• Data to use:
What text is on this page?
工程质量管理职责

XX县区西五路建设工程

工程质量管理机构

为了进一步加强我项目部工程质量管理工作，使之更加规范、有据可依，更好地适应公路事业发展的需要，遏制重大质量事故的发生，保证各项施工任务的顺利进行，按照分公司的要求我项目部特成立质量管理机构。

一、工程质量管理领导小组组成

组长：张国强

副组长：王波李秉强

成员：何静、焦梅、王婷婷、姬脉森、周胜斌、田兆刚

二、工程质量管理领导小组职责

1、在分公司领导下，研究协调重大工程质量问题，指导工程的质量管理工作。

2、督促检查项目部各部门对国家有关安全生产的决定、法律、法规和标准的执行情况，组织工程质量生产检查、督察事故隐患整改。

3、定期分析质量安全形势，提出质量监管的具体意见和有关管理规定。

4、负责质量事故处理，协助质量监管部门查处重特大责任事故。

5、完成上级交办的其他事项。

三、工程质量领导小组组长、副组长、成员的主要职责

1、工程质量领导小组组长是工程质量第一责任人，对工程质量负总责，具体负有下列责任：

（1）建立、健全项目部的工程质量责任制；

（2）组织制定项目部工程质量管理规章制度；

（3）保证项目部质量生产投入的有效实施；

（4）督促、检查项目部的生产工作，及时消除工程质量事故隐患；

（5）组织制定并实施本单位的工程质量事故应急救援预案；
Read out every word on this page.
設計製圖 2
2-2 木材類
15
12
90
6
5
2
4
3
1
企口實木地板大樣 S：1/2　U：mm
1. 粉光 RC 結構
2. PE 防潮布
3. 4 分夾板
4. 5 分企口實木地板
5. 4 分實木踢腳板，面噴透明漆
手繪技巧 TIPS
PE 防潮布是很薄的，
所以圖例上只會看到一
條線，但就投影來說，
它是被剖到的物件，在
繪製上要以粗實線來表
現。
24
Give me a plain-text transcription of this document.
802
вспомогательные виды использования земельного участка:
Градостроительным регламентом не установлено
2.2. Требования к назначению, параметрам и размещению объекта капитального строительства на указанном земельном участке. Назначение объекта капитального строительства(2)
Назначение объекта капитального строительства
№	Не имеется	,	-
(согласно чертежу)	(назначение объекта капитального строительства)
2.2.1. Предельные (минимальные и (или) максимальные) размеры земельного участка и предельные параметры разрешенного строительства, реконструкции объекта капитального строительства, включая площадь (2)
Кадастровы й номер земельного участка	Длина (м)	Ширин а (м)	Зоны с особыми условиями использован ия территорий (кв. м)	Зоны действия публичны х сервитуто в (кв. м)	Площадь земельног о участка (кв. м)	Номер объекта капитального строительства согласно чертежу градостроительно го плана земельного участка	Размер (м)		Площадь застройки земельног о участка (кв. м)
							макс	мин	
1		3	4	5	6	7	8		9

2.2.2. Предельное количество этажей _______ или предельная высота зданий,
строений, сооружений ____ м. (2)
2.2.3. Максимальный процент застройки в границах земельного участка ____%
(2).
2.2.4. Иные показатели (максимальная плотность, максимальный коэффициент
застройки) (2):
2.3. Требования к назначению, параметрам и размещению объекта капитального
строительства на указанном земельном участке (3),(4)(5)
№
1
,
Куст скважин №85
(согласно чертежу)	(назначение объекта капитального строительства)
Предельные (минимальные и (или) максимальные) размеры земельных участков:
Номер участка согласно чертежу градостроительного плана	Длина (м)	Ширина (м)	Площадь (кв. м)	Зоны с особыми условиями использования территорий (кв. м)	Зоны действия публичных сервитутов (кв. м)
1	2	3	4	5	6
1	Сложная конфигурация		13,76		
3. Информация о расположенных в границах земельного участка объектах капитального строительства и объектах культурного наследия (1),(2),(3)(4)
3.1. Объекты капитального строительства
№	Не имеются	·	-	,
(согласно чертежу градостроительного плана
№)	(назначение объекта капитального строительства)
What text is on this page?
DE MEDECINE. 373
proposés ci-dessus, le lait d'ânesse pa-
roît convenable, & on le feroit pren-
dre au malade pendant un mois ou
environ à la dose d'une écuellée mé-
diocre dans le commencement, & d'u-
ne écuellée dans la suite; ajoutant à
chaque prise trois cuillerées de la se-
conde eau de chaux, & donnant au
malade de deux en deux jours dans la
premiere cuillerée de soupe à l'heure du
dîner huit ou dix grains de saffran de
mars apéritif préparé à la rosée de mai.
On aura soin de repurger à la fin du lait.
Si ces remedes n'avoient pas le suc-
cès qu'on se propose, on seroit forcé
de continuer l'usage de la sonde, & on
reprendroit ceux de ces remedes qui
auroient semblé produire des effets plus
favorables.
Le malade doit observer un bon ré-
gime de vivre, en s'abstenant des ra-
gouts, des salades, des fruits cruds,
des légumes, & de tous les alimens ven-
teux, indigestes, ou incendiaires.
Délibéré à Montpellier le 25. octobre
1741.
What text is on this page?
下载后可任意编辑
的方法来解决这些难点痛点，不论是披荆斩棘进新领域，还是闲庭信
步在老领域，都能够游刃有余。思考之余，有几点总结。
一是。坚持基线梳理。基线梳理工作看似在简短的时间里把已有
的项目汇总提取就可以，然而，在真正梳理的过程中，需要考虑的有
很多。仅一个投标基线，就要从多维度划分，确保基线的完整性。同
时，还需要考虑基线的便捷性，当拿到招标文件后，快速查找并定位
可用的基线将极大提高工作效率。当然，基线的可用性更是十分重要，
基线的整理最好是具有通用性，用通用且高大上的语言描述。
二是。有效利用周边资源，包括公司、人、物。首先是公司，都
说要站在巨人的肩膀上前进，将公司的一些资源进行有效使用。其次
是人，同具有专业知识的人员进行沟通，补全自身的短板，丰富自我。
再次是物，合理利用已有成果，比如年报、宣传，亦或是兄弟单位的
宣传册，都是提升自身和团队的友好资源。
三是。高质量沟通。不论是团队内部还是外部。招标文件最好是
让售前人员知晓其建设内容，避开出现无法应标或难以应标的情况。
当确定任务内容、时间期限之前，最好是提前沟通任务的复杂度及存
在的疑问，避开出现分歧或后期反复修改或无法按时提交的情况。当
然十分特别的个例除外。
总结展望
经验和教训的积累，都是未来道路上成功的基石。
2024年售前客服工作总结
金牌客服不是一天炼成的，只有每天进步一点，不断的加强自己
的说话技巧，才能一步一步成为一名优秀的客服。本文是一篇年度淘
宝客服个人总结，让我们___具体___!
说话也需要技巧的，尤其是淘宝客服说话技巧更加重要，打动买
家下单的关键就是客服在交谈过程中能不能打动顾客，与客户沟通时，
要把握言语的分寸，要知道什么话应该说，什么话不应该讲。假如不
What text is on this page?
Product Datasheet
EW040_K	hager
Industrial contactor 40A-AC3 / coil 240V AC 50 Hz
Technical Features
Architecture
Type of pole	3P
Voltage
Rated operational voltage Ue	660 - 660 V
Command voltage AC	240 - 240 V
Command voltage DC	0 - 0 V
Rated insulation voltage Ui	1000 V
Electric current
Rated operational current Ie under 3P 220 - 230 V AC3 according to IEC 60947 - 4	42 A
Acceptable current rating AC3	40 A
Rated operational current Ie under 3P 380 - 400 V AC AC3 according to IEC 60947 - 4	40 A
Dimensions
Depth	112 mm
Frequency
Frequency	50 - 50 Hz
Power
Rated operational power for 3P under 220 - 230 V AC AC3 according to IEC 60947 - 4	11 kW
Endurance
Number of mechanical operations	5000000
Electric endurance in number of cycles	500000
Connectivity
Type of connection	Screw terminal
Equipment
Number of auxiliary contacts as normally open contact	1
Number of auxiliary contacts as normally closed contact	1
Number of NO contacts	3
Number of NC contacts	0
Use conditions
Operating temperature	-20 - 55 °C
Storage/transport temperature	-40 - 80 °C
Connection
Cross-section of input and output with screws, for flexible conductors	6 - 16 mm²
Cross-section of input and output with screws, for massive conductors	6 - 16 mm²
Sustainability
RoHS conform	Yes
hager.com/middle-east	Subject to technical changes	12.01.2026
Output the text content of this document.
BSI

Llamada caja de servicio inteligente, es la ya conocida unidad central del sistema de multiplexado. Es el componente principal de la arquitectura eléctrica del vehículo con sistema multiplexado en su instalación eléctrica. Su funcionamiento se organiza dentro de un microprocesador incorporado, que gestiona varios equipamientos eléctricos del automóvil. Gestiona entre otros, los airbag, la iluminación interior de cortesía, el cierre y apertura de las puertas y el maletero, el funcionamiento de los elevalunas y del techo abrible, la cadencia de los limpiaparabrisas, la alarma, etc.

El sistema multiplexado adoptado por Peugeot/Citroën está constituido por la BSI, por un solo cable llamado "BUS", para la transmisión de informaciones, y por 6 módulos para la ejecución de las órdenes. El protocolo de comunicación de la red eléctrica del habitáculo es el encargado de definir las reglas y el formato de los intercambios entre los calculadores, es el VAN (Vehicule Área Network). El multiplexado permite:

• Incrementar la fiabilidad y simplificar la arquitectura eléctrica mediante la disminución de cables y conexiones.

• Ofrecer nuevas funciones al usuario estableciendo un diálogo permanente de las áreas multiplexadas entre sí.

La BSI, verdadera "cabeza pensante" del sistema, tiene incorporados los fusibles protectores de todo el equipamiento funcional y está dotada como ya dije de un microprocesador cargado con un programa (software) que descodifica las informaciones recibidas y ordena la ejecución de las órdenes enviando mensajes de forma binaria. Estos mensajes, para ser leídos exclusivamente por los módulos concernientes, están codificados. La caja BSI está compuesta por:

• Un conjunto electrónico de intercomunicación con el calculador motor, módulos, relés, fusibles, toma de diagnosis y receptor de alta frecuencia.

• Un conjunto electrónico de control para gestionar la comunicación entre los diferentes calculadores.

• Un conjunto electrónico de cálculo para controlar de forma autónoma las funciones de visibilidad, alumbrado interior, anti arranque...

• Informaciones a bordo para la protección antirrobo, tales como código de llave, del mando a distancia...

• Exercise: Search the entries for the word "document" and gather every line where it appears.

• Written response:
Give me a plain-text transcription of this document.
Output the text content of this document.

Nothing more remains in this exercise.